■ PROBLEM TO WORK ON: Gather every line of the listing below that contains the string "axis", and treat uppercase and lowercase as different.

Entries from a dataset:
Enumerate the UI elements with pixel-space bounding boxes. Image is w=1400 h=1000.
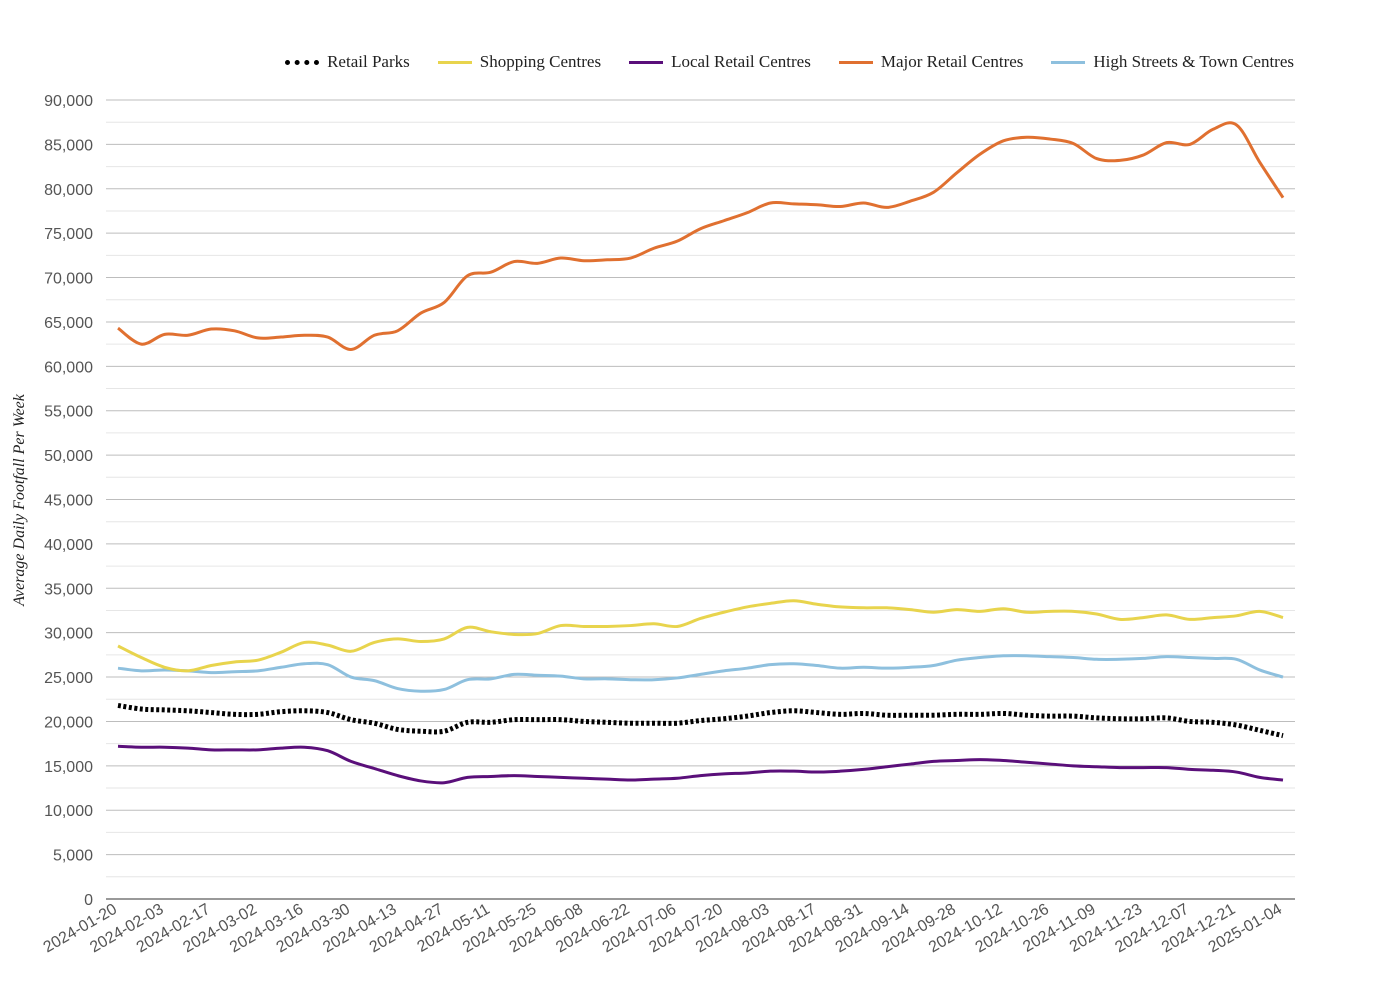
legend-swatch (1051, 60, 1086, 64)
legend-swatch (629, 60, 664, 64)
y-tick-label: 90,000 (44, 93, 93, 110)
series-lines (117, 121, 1285, 785)
y-tick-label: 65,000 (44, 315, 93, 332)
y-tick-label: 60,000 (44, 359, 93, 376)
y-tick-label: 10,000 (44, 803, 93, 820)
legend-label: High Streets & Town Centres (1093, 52, 1294, 71)
legend-item-high-streets[interactable]: High Streets & Town Centres (1051, 52, 1294, 72)
legend-item-shopping-centres[interactable]: Shopping Centres (437, 52, 602, 72)
legend: Retail Parks Shopping Centres Local Reta… (285, 52, 1294, 72)
y-tick-label: 15,000 (44, 759, 93, 776)
legend-swatch (437, 60, 472, 64)
legend-label: Shopping Centres (479, 52, 602, 71)
series-line-major-retail-centres (117, 121, 1285, 351)
legend-label: Local Retail Centres (671, 52, 811, 71)
legend-swatch (285, 59, 320, 65)
y-tick-label: 45,000 (44, 493, 93, 510)
x-axis-ticks: 2024-01-202024-02-032024-02-172024-03-02… (41, 901, 1285, 957)
y-tick-label: 80,000 (44, 182, 93, 199)
y-tick-label: 40,000 (44, 537, 93, 554)
y-axis-ticks: 0 5,000 10,000 15,000 20,000 25,000 30,000 35,0… (44, 93, 93, 909)
y-tick-label: 0 (84, 892, 93, 909)
y-tick-label: 20,000 (44, 714, 93, 731)
y-tick-label: 30,000 (44, 626, 93, 643)
series-line-high-streets-town-centres (117, 654, 1284, 693)
series-line-local-retail-centres (117, 744, 1284, 785)
legend-label: Major Retail Centres (880, 52, 1024, 71)
legend-swatch (838, 60, 873, 64)
series-line-retail-parks (117, 702, 1284, 739)
y-tick-label: 75,000 (44, 226, 93, 243)
legend-item-major-retail-centres[interactable]: Major Retail Centres (838, 52, 1024, 72)
legend-item-local-retail-centres[interactable]: Local Retail Centres (629, 52, 811, 72)
y-tick-label: 5,000 (53, 848, 93, 865)
series-line-shopping-centres (117, 599, 1284, 673)
y-tick-label: 85,000 (44, 137, 93, 154)
legend-item-retail-parks[interactable]: Retail Parks (285, 52, 410, 72)
legend-label: Retail Parks (327, 52, 410, 71)
y-tick-label: 70,000 (44, 271, 93, 288)
y-tick-label: 50,000 (44, 448, 93, 465)
gridlines (106, 99, 1295, 900)
y-tick-label: 25,000 (44, 670, 93, 687)
y-tick-label: 35,000 (44, 581, 93, 598)
y-tick-label: 55,000 (44, 404, 93, 421)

■ ANSWER TO THE EXERCISE:
x-axis-ticks: 2024-01-202024-02-032024-02-172024-03-02… (41, 901, 1285, 957)
y-axis-ticks: 0 5,000 10,000 15,000 20,000 25,000 30,000 35,0… (44, 93, 93, 909)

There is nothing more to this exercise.